■ **GIVEN TASK**
Output every entry exactly as written, skipping any pictures.

Figure record listings
┌──

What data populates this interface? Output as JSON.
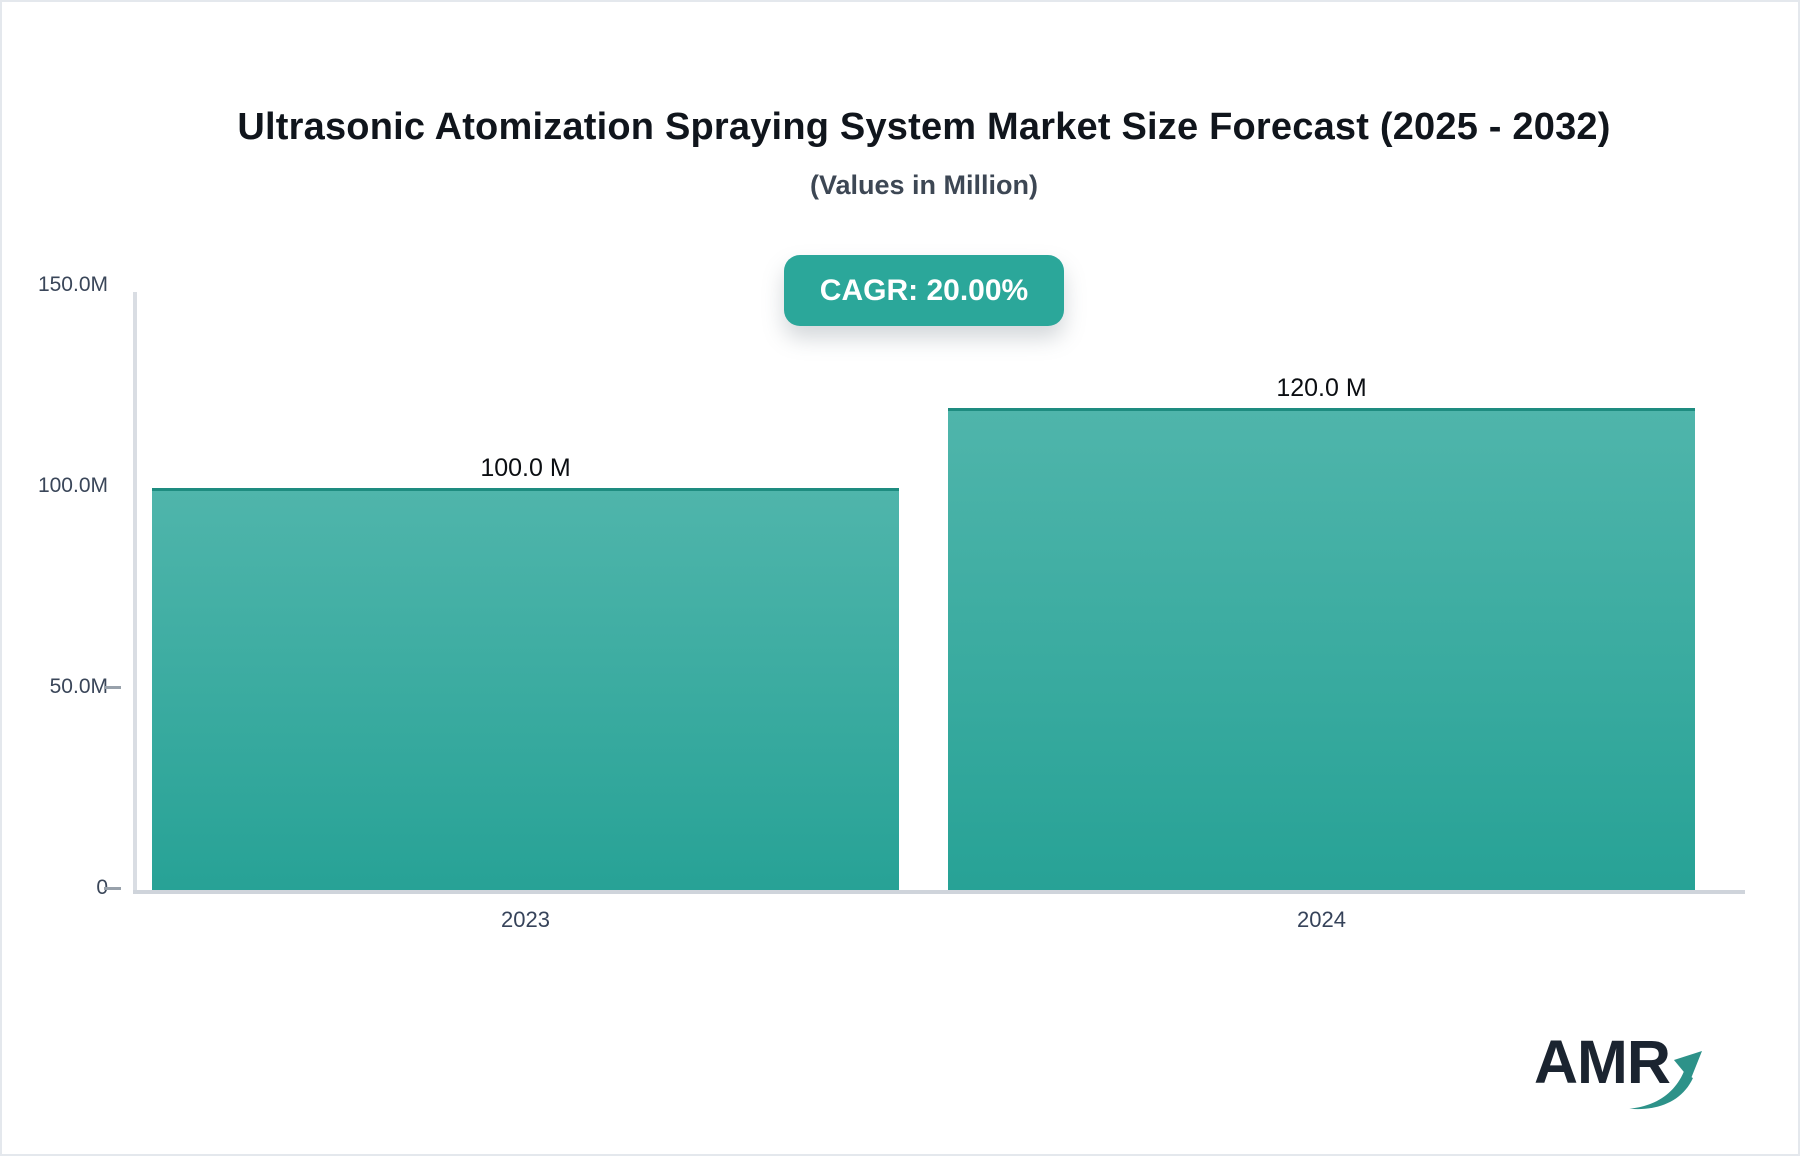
{
  "header": {
    "title": "Ultrasonic Atomization Spraying System Market Size Forecast (2025 - 2032)",
    "subtitle": "(Values in Million)",
    "cagr_label": "CAGR: 20.00%"
  },
  "chart_data": {
    "type": "bar",
    "title": "Ultrasonic Atomization Spraying System Market Size Forecast (2025 - 2032)",
    "subtitle": "(Values in Million)",
    "annotation": "CAGR: 20.00%",
    "categories": [
      "2023",
      "2024"
    ],
    "values": [
      100.0,
      120.0
    ],
    "value_labels": [
      "100.0 M",
      "120.0 M"
    ],
    "xlabel": "",
    "ylabel": "",
    "ylim": [
      0,
      150
    ],
    "yticks": [
      {
        "label": "150.0M",
        "value": 150,
        "tick_dash": false
      },
      {
        "label": "100.0M",
        "value": 100,
        "tick_dash": false
      },
      {
        "label": "50.0M",
        "value": 50,
        "tick_dash": true
      },
      {
        "label": "0",
        "value": 0,
        "tick_dash": true
      }
    ],
    "grid": false,
    "legend": false
  },
  "logo": {
    "text": "AMR",
    "icon": "growth-arrow-icon"
  },
  "colors": {
    "bar_gradient_top": "#4fb5ab",
    "bar_gradient_bottom": "#27a296",
    "bar_top_border": "#1e8c80",
    "badge_bg": "#2ba79a",
    "badge_text": "#ffffff",
    "axis_line": "#d9dde3",
    "baseline": "#cfd4db",
    "tick": "#98a1ab",
    "axis_label": "#3a4659",
    "value_label": "#0b0e12",
    "title": "#10151c",
    "subtitle": "#3d4754",
    "logo_text": "#1b2430",
    "logo_arrow": "#2d9289"
  }
}
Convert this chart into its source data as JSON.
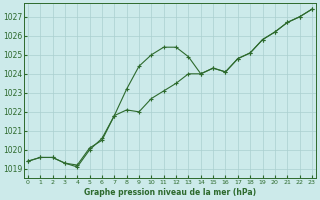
{
  "xlabel": "Graphe pression niveau de la mer (hPa)",
  "x_ticks": [
    0,
    1,
    2,
    3,
    4,
    5,
    6,
    7,
    8,
    9,
    10,
    11,
    12,
    13,
    14,
    15,
    16,
    17,
    18,
    19,
    20,
    21,
    22,
    23
  ],
  "ylim": [
    1018.5,
    1027.7
  ],
  "xlim": [
    -0.3,
    23.3
  ],
  "yticks": [
    1019,
    1020,
    1021,
    1022,
    1023,
    1024,
    1025,
    1026,
    1027
  ],
  "line1_x": [
    0,
    1,
    2,
    3,
    4,
    5,
    6,
    7,
    8,
    9,
    10,
    11,
    12,
    13,
    14,
    15,
    16,
    17,
    18,
    19,
    20,
    21,
    22,
    23
  ],
  "line1_y": [
    1019.4,
    1019.6,
    1019.6,
    1019.3,
    1019.2,
    1020.1,
    1020.5,
    1021.8,
    1022.1,
    1022.0,
    1022.7,
    1023.1,
    1023.5,
    1024.0,
    1024.0,
    1024.3,
    1024.1,
    1024.8,
    1025.1,
    1025.8,
    1026.2,
    1026.7,
    1027.0,
    1027.4
  ],
  "line2_x": [
    0,
    1,
    2,
    3,
    4,
    5,
    6,
    7,
    8,
    9,
    10,
    11,
    12,
    13,
    14,
    15,
    16,
    17,
    18,
    19,
    20,
    21,
    22,
    23
  ],
  "line2_y": [
    1019.4,
    1019.6,
    1019.6,
    1019.3,
    1019.1,
    1020.0,
    1020.6,
    1021.8,
    1023.2,
    1024.4,
    1025.0,
    1025.4,
    1025.4,
    1024.9,
    1024.0,
    1024.3,
    1024.1,
    1024.8,
    1025.1,
    1025.8,
    1026.2,
    1026.7,
    1027.0,
    1027.4
  ],
  "line_color": "#2d6a2d",
  "bg_color": "#cceaea",
  "grid_color": "#aacfcf",
  "title_color": "#2d6a2d",
  "tick_color": "#2d6a2d"
}
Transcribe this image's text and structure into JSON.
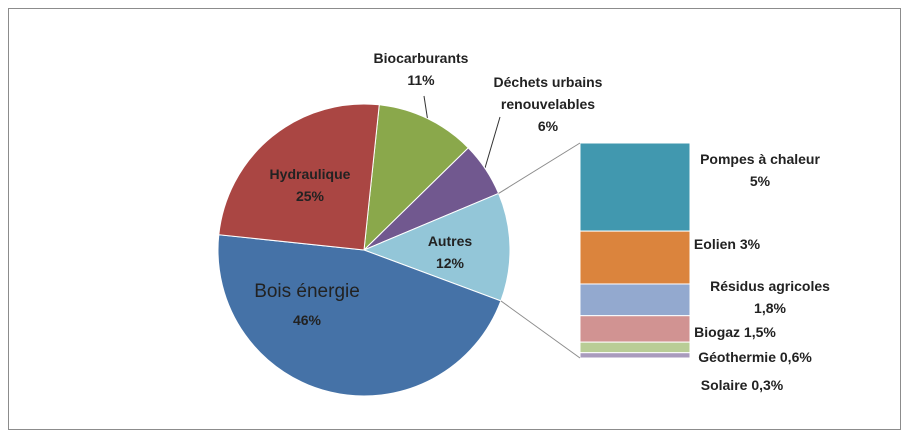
{
  "chart_data": {
    "type": "pie-of-bar",
    "categories": [
      "Biocarburants",
      "Déchets urbains renouvelables",
      "Autres",
      "Bois énergie",
      "Hydraulique"
    ],
    "values": [
      11,
      6,
      12,
      46,
      25
    ],
    "value_labels": [
      "11%",
      "6%",
      "12%",
      "46%",
      "25%"
    ],
    "colors": [
      "#8aa84b",
      "#71588f",
      "#93c6d8",
      "#4572a7",
      "#aa4643"
    ],
    "bar": {
      "categories": [
        "Pompes à chaleur",
        "Eolien",
        "Résidus agricoles",
        "Biogaz",
        "Géothermie",
        "Solaire"
      ],
      "values": [
        5,
        3,
        1.8,
        1.5,
        0.6,
        0.3
      ],
      "value_labels": [
        "5%",
        "3%",
        "1,8%",
        "1,5%",
        "0,6%",
        "0,3%"
      ],
      "colors": [
        "#4198af",
        "#db843d",
        "#93a9cf",
        "#d19392",
        "#b9cd96",
        "#a99bbd"
      ]
    }
  }
}
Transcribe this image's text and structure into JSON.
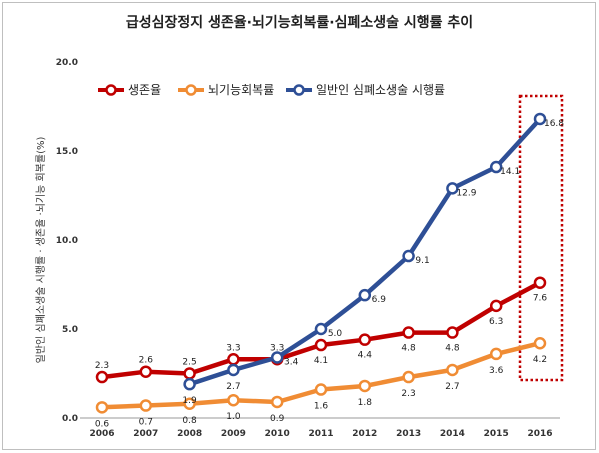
{
  "chart_data": {
    "type": "line",
    "title": "급성심장정지 생존율·뇌기능회복률·심폐소생술 시행률 추이",
    "xlabel": "",
    "ylabel": "일반인 심폐소생술 시행률 · 생존율 ·뇌기능 회복률(%)",
    "ylim": [
      0,
      20
    ],
    "yticks": [
      "0.0",
      "5.0",
      "10.0",
      "15.0",
      "20.0"
    ],
    "categories": [
      "2006",
      "2007",
      "2008",
      "2009",
      "2010",
      "2011",
      "2012",
      "2013",
      "2014",
      "2015",
      "2016"
    ],
    "grid": false,
    "legend_position": "top-left",
    "series": [
      {
        "name": "생존율",
        "color": "#c00000",
        "values": [
          2.3,
          2.6,
          2.5,
          3.3,
          3.3,
          4.1,
          4.4,
          4.8,
          4.8,
          6.3,
          7.6
        ],
        "labels": [
          "2.3",
          "2.6",
          "2.5",
          "3.3",
          "3.3",
          "4.1",
          "4.4",
          "4.8",
          "4.8",
          "6.3",
          "7.6"
        ]
      },
      {
        "name": "뇌기능회복률",
        "color": "#f08c34",
        "values": [
          0.6,
          0.7,
          0.8,
          1.0,
          0.9,
          1.6,
          1.8,
          2.3,
          2.7,
          3.6,
          4.2
        ],
        "labels": [
          "0.6",
          "0.7",
          "0.8",
          "1.0",
          "0.9",
          "1.6",
          "1.8",
          "2.3",
          "2.7",
          "3.6",
          "4.2"
        ]
      },
      {
        "name": "일반인 심폐소생술 시행률",
        "color": "#2e4f96",
        "values": [
          null,
          null,
          1.9,
          2.7,
          3.4,
          5.0,
          6.9,
          9.1,
          12.9,
          14.1,
          16.8
        ],
        "labels": [
          "",
          "",
          "1.9",
          "2.7",
          "3.4",
          "5.0",
          "6.9",
          "9.1",
          "12.9",
          "14.1",
          "16.8"
        ]
      }
    ],
    "annotations": [
      {
        "type": "dotted-box",
        "target_category": "2016",
        "color": "#c00000"
      }
    ]
  }
}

└──

■ **REPLY**
What data populates this interface? Output as JSON.
{
  "header": {
    "title": "Ultrasonic Atomization Spraying System Market Size Forecast (2025 - 2032)",
    "subtitle": "(Values in Million)",
    "cagr_label": "CAGR: 20.00%"
  },
  "chart_data": {
    "type": "bar",
    "title": "Ultrasonic Atomization Spraying System Market Size Forecast (2025 - 2032)",
    "subtitle": "(Values in Million)",
    "annotation": "CAGR: 20.00%",
    "categories": [
      "2023",
      "2024"
    ],
    "values": [
      100.0,
      120.0
    ],
    "value_labels": [
      "100.0 M",
      "120.0 M"
    ],
    "xlabel": "",
    "ylabel": "",
    "ylim": [
      0,
      150
    ],
    "yticks": [
      {
        "label": "150.0M",
        "value": 150,
        "tick_dash": false
      },
      {
        "label": "100.0M",
        "value": 100,
        "tick_dash": false
      },
      {
        "label": "50.0M",
        "value": 50,
        "tick_dash": true
      },
      {
        "label": "0",
        "value": 0,
        "tick_dash": true
      }
    ],
    "grid": false,
    "legend": false
  },
  "logo": {
    "text": "AMR",
    "icon": "growth-arrow-icon"
  },
  "colors": {
    "bar_gradient_top": "#4fb5ab",
    "bar_gradient_bottom": "#27a296",
    "bar_top_border": "#1e8c80",
    "badge_bg": "#2ba79a",
    "badge_text": "#ffffff",
    "axis_line": "#d9dde3",
    "baseline": "#cfd4db",
    "tick": "#98a1ab",
    "axis_label": "#3a4659",
    "value_label": "#0b0e12",
    "title": "#10151c",
    "subtitle": "#3d4754",
    "logo_text": "#1b2430",
    "logo_arrow": "#2d9289"
  }
}
Convert this chart into its source data as JSON.
{
  "xlabel": "Graphe pression niveau de la mer (hPa)",
  "x_ticks": [
    0,
    1,
    2,
    3,
    4,
    5,
    6,
    7,
    8,
    9,
    10,
    11,
    12,
    13,
    14,
    15,
    16,
    17,
    18,
    19,
    20,
    21,
    22,
    23
  ],
  "ylim": [
    1018.5,
    1027.7
  ],
  "xlim": [
    -0.3,
    23.3
  ],
  "yticks": [
    1019,
    1020,
    1021,
    1022,
    1023,
    1024,
    1025,
    1026,
    1027
  ],
  "line1_x": [
    0,
    1,
    2,
    3,
    4,
    5,
    6,
    7,
    8,
    9,
    10,
    11,
    12,
    13,
    14,
    15,
    16,
    17,
    18,
    19,
    20,
    21,
    22,
    23
  ],
  "line1_y": [
    1019.4,
    1019.6,
    1019.6,
    1019.3,
    1019.2,
    1020.1,
    1020.5,
    1021.8,
    1022.1,
    1022.0,
    1022.7,
    1023.1,
    1023.5,
    1024.0,
    1024.0,
    1024.3,
    1024.1,
    1024.8,
    1025.1,
    1025.8,
    1026.2,
    1026.7,
    1027.0,
    1027.4
  ],
  "line2_x": [
    0,
    1,
    2,
    3,
    4,
    5,
    6,
    7,
    8,
    9,
    10,
    11,
    12,
    13,
    14,
    15,
    16,
    17,
    18,
    19,
    20,
    21,
    22,
    23
  ],
  "line2_y": [
    1019.4,
    1019.6,
    1019.6,
    1019.3,
    1019.1,
    1020.0,
    1020.6,
    1021.8,
    1023.2,
    1024.4,
    1025.0,
    1025.4,
    1025.4,
    1024.9,
    1024.0,
    1024.3,
    1024.1,
    1024.8,
    1025.1,
    1025.8,
    1026.2,
    1026.7,
    1027.0,
    1027.4
  ],
  "line_color": "#2d6a2d",
  "bg_color": "#cceaea",
  "grid_color": "#aacfcf",
  "title_color": "#2d6a2d",
  "tick_color": "#2d6a2d"
}
Transcribe this image's text and structure into JSON.
{
  "chart_data": {
    "type": "pie-of-bar",
    "categories": [
      "Biocarburants",
      "Déchets urbains renouvelables",
      "Autres",
      "Bois énergie",
      "Hydraulique"
    ],
    "values": [
      11,
      6,
      12,
      46,
      25
    ],
    "value_labels": [
      "11%",
      "6%",
      "12%",
      "46%",
      "25%"
    ],
    "colors": [
      "#8aa84b",
      "#71588f",
      "#93c6d8",
      "#4572a7",
      "#aa4643"
    ],
    "bar": {
      "categories": [
        "Pompes à chaleur",
        "Eolien",
        "Résidus agricoles",
        "Biogaz",
        "Géothermie",
        "Solaire"
      ],
      "values": [
        5,
        3,
        1.8,
        1.5,
        0.6,
        0.3
      ],
      "value_labels": [
        "5%",
        "3%",
        "1,8%",
        "1,5%",
        "0,6%",
        "0,3%"
      ],
      "colors": [
        "#4198af",
        "#db843d",
        "#93a9cf",
        "#d19392",
        "#b9cd96",
        "#a99bbd"
      ]
    }
  }
}
Transcribe this image's text and structure into JSON.
{
  "chart_data": {
    "type": "line",
    "title": "급성심장정지 생존율·뇌기능회복률·심폐소생술 시행률 추이",
    "xlabel": "",
    "ylabel": "일반인 심폐소생술 시행률 · 생존율 ·뇌기능 회복률(%)",
    "ylim": [
      0,
      20
    ],
    "yticks": [
      "0.0",
      "5.0",
      "10.0",
      "15.0",
      "20.0"
    ],
    "categories": [
      "2006",
      "2007",
      "2008",
      "2009",
      "2010",
      "2011",
      "2012",
      "2013",
      "2014",
      "2015",
      "2016"
    ],
    "grid": false,
    "legend_position": "top-left",
    "series": [
      {
        "name": "생존율",
        "color": "#c00000",
        "values": [
          2.3,
          2.6,
          2.5,
          3.3,
          3.3,
          4.1,
          4.4,
          4.8,
          4.8,
          6.3,
          7.6
        ],
        "labels": [
          "2.3",
          "2.6",
          "2.5",
          "3.3",
          "3.3",
          "4.1",
          "4.4",
          "4.8",
          "4.8",
          "6.3",
          "7.6"
        ]
      },
      {
        "name": "뇌기능회복률",
        "color": "#f08c34",
        "values": [
          0.6,
          0.7,
          0.8,
          1.0,
          0.9,
          1.6,
          1.8,
          2.3,
          2.7,
          3.6,
          4.2
        ],
        "labels": [
          "0.6",
          "0.7",
          "0.8",
          "1.0",
          "0.9",
          "1.6",
          "1.8",
          "2.3",
          "2.7",
          "3.6",
          "4.2"
        ]
      },
      {
        "name": "일반인 심폐소생술 시행률",
        "color": "#2e4f96",
        "values": [
          null,
          null,
          1.9,
          2.7,
          3.4,
          5.0,
          6.9,
          9.1,
          12.9,
          14.1,
          16.8
        ],
        "labels": [
          "",
          "",
          "1.9",
          "2.7",
          "3.4",
          "5.0",
          "6.9",
          "9.1",
          "12.9",
          "14.1",
          "16.8"
        ]
      }
    ],
    "annotations": [
      {
        "type": "dotted-box",
        "target_category": "2016",
        "color": "#c00000"
      }
    ]
  }
}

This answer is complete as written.